(Lines of data)
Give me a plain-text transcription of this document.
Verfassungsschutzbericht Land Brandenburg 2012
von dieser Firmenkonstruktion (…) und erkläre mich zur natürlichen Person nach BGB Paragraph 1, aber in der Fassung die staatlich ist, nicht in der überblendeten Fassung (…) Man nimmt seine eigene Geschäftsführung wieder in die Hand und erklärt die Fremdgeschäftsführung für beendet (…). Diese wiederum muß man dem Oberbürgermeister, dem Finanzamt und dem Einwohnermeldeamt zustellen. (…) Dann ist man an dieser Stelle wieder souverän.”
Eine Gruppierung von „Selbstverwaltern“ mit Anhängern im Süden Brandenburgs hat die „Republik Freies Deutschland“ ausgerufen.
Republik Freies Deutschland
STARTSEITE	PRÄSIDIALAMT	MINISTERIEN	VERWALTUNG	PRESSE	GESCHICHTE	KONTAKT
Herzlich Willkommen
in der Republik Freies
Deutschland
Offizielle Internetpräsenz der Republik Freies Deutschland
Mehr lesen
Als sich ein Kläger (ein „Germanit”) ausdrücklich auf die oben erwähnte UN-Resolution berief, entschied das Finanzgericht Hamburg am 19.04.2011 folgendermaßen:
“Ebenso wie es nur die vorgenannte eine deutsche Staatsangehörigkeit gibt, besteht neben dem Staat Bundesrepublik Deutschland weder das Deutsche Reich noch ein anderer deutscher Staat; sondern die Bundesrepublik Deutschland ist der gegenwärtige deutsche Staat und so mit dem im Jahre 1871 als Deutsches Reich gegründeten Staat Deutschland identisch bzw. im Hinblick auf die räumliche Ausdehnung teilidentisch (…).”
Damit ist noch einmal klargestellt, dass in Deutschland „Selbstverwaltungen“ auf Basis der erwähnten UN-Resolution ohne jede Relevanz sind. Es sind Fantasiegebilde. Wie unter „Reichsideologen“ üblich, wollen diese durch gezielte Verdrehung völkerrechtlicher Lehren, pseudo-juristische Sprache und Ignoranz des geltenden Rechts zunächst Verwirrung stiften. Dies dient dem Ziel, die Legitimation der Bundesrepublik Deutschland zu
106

§ **TO DO**: What is the number of lines in the records above that include the word "Resolution"? Reply with that number and nothing more.

§ **EXERCISE RESULT**: 2